§ **Request**:
Present each line of the entries below that holds the word "this".

-*-*-

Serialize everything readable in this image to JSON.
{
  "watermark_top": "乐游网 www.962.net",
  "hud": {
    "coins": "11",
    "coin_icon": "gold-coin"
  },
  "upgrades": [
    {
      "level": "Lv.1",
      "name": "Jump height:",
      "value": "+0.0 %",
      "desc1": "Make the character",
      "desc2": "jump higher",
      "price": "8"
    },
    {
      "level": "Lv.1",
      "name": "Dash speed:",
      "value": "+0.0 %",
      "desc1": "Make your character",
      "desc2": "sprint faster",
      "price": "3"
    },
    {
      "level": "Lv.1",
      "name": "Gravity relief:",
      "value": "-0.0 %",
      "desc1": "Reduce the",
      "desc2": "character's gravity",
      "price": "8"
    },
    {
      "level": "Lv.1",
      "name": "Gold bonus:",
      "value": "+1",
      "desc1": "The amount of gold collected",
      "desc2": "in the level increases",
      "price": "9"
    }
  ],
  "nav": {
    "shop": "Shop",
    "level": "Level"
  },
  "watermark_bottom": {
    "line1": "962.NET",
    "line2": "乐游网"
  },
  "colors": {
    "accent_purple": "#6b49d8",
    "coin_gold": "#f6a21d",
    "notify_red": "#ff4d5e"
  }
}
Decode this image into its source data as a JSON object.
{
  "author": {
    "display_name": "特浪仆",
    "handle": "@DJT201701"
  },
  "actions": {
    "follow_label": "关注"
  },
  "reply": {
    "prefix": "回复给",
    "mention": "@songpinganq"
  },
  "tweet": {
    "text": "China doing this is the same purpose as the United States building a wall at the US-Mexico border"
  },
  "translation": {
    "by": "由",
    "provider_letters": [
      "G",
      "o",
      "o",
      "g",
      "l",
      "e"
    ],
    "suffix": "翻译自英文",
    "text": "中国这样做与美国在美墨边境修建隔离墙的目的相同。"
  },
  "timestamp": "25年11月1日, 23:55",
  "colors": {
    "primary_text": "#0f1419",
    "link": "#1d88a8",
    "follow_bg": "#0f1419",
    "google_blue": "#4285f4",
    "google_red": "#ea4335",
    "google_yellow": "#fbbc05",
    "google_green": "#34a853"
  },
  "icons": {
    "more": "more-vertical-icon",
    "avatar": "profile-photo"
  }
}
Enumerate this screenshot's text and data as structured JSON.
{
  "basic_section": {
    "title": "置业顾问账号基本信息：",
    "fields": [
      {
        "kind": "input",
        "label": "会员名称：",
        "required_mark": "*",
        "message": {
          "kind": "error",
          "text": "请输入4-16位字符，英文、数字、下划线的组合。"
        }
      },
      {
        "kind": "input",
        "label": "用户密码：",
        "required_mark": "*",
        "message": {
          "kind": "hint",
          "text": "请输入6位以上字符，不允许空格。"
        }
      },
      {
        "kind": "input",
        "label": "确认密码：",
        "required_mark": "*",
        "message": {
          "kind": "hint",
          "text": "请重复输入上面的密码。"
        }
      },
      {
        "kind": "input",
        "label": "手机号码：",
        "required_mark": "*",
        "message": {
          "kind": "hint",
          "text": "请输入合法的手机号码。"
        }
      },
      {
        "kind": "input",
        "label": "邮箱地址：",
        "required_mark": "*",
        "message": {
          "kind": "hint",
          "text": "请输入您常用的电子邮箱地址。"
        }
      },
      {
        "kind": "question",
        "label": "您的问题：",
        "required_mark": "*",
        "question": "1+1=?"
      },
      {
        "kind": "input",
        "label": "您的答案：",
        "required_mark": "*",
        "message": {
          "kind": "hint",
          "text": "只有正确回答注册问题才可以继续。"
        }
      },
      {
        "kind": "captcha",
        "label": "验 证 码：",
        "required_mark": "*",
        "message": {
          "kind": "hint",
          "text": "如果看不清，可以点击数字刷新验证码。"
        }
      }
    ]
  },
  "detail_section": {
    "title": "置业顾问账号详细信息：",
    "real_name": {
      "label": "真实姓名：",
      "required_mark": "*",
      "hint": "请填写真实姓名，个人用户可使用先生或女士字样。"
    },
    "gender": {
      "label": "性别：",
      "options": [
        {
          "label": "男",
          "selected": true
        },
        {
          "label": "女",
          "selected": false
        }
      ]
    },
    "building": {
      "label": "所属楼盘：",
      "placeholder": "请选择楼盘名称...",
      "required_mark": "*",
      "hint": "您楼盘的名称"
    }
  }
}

-*-*-

§ **Solution to the exercise**:
Serialize everything readable in this image to JSON.
Decode this image into its source data as a JSON object.
    "text": "China doing this is the same purpose as the United States building a wall at the US-Mexico border"
Enumerate this screenshot's text and data as structured JSON.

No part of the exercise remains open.